To do: Update the material from its first line through the line containing "582, 302, 713]", changing "scan-dash-artifact" to "scan-dash-noise" and leaving everything else as it is.

Records for this task:
════════════════

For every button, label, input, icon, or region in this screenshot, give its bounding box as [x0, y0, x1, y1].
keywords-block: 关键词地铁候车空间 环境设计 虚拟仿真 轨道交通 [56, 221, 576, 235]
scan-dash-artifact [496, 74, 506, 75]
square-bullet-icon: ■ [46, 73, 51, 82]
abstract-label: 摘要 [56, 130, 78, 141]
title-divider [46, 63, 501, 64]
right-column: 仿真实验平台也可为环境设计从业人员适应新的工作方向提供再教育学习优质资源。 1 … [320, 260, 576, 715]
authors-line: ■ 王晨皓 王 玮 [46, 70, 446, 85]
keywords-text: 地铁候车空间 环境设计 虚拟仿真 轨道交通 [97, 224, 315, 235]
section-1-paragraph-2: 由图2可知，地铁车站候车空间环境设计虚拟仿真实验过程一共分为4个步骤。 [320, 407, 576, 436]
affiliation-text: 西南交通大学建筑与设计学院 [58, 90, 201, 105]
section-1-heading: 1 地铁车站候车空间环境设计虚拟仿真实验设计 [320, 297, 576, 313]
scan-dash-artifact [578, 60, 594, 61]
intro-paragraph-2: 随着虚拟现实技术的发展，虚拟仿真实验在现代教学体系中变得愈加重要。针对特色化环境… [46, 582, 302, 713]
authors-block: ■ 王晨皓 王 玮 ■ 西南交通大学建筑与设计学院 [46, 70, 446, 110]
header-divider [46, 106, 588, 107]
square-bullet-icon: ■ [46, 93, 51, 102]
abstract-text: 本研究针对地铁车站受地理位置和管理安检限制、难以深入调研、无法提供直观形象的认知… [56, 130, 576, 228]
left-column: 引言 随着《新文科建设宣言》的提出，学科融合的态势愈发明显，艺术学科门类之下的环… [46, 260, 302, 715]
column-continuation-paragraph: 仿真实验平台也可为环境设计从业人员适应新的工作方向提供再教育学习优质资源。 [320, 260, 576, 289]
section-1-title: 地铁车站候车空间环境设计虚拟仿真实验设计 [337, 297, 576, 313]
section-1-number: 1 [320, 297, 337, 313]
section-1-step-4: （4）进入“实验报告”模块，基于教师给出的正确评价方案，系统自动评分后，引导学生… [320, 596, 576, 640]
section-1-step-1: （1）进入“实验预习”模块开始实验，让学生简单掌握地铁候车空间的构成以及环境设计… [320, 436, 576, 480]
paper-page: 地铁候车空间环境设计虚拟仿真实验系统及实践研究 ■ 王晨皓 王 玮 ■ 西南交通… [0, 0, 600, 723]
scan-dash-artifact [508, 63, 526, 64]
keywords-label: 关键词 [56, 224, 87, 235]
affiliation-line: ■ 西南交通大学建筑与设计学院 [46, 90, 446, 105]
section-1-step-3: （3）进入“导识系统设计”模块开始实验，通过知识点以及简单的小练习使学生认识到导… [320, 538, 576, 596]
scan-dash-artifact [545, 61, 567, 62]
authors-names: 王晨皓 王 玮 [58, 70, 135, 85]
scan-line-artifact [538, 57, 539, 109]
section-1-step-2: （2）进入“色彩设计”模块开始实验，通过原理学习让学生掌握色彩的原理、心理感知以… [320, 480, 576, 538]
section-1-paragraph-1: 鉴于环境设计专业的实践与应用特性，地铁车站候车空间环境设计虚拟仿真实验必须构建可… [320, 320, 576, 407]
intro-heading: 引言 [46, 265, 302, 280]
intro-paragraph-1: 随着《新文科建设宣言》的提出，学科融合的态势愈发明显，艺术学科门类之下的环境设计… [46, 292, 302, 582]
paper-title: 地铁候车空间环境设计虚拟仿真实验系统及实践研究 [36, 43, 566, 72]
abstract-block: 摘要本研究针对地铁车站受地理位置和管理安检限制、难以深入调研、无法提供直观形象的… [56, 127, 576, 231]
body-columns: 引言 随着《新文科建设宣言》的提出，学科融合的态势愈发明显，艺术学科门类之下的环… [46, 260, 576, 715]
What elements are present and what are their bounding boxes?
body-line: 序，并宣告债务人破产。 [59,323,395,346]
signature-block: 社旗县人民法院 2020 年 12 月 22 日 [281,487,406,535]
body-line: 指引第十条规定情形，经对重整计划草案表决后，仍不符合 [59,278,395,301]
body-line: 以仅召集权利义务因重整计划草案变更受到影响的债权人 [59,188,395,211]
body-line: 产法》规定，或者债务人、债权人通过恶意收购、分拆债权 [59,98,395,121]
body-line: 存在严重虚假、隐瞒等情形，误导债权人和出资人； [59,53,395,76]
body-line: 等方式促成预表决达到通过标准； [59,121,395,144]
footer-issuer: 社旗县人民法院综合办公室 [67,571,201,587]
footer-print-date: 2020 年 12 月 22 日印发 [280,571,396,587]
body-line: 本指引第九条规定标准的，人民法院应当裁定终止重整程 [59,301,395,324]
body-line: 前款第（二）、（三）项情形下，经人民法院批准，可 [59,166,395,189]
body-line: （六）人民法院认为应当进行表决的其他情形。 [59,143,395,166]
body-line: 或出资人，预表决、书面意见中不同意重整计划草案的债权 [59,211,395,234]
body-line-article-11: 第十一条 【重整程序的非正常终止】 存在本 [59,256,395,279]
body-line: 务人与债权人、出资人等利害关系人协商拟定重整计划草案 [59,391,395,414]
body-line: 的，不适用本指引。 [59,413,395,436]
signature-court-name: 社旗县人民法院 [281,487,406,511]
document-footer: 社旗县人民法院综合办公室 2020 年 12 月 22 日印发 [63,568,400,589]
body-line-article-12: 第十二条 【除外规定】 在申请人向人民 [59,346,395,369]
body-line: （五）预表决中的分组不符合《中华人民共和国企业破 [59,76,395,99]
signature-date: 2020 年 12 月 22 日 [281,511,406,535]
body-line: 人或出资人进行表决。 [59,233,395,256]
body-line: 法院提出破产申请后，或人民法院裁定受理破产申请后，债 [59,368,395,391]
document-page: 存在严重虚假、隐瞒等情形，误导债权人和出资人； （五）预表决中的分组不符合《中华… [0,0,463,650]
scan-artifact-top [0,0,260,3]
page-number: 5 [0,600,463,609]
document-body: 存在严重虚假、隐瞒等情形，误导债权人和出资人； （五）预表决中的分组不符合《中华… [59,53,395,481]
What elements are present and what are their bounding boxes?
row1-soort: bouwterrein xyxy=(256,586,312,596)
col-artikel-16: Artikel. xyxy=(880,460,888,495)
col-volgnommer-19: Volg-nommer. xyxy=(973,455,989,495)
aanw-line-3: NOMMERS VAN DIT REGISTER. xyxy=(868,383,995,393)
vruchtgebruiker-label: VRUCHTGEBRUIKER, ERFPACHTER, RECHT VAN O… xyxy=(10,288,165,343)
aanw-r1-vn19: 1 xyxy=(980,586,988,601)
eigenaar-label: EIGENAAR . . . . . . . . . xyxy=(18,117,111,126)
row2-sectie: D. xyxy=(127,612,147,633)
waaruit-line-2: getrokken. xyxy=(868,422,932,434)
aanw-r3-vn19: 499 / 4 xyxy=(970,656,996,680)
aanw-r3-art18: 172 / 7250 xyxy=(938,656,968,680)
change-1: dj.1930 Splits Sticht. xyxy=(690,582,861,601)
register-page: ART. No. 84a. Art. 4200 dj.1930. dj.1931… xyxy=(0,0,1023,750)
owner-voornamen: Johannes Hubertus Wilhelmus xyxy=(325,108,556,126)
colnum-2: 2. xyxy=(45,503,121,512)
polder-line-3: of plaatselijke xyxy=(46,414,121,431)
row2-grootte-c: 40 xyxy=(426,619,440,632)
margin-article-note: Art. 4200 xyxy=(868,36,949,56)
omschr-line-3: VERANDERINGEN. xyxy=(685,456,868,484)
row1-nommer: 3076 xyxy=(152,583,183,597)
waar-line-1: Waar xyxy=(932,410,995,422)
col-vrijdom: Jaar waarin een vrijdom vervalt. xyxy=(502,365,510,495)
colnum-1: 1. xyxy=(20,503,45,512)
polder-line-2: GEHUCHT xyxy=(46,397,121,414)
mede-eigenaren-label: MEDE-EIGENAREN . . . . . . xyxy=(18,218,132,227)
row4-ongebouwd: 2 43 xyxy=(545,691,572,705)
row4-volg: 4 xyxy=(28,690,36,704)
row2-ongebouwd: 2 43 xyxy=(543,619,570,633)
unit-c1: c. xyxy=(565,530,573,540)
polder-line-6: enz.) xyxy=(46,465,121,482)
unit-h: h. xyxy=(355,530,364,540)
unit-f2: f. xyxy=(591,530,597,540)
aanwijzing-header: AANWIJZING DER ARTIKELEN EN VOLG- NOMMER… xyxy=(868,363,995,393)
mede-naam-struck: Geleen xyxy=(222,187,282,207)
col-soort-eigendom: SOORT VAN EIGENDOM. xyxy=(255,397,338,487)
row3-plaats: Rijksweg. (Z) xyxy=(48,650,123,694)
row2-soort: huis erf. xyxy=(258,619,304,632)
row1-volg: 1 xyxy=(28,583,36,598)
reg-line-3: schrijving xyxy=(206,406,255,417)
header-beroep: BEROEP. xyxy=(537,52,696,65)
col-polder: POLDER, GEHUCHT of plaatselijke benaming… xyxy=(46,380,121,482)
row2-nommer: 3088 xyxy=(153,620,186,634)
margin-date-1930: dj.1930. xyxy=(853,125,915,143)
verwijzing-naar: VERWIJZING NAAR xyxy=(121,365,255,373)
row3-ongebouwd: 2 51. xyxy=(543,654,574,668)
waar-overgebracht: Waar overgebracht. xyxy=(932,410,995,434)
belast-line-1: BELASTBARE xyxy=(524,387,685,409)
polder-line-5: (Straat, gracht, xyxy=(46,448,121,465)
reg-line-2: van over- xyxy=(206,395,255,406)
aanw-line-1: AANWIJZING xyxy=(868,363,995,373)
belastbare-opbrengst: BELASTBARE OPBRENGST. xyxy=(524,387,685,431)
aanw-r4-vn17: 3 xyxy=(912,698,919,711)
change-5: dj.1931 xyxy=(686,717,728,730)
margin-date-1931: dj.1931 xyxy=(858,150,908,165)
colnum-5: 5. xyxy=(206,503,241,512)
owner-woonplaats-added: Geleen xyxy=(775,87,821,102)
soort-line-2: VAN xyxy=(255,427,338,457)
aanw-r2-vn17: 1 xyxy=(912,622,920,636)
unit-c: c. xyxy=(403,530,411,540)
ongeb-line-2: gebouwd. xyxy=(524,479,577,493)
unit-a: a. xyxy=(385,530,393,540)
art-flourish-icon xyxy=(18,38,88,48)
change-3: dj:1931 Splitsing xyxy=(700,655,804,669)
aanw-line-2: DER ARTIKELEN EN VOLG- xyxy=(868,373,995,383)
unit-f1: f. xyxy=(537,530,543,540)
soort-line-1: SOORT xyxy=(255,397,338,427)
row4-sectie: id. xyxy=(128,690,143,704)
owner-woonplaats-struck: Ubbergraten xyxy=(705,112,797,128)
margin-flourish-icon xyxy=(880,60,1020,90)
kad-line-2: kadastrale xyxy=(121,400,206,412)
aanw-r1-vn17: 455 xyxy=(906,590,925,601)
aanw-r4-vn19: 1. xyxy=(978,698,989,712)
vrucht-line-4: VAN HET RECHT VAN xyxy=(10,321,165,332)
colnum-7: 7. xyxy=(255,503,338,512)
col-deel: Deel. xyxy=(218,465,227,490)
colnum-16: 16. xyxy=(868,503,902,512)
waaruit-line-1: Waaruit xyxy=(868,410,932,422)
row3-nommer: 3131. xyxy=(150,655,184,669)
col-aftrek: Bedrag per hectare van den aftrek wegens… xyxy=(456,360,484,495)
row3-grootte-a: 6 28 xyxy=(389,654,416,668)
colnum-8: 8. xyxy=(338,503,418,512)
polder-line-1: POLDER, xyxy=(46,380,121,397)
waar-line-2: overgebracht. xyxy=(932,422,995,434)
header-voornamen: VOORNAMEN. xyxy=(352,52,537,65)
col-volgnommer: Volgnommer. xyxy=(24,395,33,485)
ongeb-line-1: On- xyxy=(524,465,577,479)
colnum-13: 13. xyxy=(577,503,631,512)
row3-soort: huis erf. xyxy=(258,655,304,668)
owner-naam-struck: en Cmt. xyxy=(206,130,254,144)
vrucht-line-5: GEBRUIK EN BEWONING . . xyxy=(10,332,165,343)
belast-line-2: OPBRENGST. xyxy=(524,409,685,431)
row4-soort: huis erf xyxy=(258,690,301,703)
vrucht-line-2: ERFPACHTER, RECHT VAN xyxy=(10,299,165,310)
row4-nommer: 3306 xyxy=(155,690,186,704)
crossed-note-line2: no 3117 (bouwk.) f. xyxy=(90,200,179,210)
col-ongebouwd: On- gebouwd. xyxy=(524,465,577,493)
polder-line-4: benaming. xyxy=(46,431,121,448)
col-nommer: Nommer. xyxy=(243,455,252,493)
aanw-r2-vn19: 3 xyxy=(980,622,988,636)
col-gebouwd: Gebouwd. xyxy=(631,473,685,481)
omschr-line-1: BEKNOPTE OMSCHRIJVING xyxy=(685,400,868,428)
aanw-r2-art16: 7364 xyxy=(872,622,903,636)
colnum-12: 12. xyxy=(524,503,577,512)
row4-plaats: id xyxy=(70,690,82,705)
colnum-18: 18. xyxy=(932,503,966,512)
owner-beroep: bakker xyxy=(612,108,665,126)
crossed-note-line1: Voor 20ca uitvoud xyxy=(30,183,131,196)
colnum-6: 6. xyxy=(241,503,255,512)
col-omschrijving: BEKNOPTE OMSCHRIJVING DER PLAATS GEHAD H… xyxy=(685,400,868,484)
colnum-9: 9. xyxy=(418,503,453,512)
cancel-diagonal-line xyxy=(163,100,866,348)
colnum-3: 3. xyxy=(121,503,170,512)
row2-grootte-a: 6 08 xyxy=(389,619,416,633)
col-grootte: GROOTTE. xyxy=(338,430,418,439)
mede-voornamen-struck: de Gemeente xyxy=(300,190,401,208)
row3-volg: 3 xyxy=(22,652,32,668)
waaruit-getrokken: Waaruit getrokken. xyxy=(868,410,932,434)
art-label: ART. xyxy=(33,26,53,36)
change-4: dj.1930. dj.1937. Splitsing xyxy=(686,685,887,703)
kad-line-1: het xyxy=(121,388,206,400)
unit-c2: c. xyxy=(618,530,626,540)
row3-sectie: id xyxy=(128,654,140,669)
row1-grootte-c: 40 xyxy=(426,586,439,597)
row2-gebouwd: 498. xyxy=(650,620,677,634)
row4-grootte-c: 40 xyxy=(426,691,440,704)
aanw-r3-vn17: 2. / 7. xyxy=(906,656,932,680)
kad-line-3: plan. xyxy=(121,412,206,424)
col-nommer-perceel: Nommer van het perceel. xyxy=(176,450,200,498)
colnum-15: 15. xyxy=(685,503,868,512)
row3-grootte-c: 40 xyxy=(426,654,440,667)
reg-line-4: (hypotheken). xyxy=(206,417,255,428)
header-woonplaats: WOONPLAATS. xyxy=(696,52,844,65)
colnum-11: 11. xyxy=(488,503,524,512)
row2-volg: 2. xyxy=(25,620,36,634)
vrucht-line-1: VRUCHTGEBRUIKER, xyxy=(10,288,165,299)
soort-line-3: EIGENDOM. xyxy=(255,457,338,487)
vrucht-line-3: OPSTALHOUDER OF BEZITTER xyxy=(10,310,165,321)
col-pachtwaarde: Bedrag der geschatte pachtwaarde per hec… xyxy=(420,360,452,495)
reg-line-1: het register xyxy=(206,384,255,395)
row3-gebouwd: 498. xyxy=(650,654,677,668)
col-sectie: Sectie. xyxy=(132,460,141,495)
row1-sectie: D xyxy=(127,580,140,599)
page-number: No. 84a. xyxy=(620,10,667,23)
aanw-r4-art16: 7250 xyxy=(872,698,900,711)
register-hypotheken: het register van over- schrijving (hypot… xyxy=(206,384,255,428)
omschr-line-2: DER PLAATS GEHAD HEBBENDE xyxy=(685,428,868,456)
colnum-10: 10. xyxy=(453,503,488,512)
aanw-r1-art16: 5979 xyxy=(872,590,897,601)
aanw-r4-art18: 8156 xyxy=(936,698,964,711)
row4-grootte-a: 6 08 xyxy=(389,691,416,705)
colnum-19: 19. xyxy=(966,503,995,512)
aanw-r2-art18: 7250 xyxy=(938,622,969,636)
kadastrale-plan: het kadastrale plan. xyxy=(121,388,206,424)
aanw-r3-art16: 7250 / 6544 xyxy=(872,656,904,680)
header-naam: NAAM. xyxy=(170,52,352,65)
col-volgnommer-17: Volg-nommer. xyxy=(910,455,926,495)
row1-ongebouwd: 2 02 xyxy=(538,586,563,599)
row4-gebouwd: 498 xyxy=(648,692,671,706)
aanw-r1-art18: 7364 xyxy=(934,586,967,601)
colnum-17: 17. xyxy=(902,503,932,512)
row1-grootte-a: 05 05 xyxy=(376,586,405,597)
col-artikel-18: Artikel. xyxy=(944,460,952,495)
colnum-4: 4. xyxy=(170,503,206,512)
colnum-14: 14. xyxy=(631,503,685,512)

════════════════

Answer in full:
For every button, label, input, icon, or region in this screenshot, give its bounding box as [x0, y0, x1, y1].
keywords-block: 关键词地铁候车空间 环境设计 虚拟仿真 轨道交通 [56, 221, 576, 235]
scan-dash-noise [496, 74, 506, 75]
square-bullet-icon: ■ [46, 73, 51, 82]
abstract-label: 摘要 [56, 130, 78, 141]
title-divider [46, 63, 501, 64]
right-column: 仿真实验平台也可为环境设计从业人员适应新的工作方向提供再教育学习优质资源。 1 … [320, 260, 576, 715]
authors-line: ■ 王晨皓 王 玮 [46, 70, 446, 85]
keywords-text: 地铁候车空间 环境设计 虚拟仿真 轨道交通 [97, 224, 315, 235]
section-1-paragraph-2: 由图2可知，地铁车站候车空间环境设计虚拟仿真实验过程一共分为4个步骤。 [320, 407, 576, 436]
affiliation-text: 西南交通大学建筑与设计学院 [58, 90, 201, 105]
section-1-heading: 1 地铁车站候车空间环境设计虚拟仿真实验设计 [320, 297, 576, 313]
scan-dash-noise [578, 60, 594, 61]
intro-paragraph-2: 随着虚拟现实技术的发展，虚拟仿真实验在现代教学体系中变得愈加重要。针对特色化环境… [46, 582, 302, 713]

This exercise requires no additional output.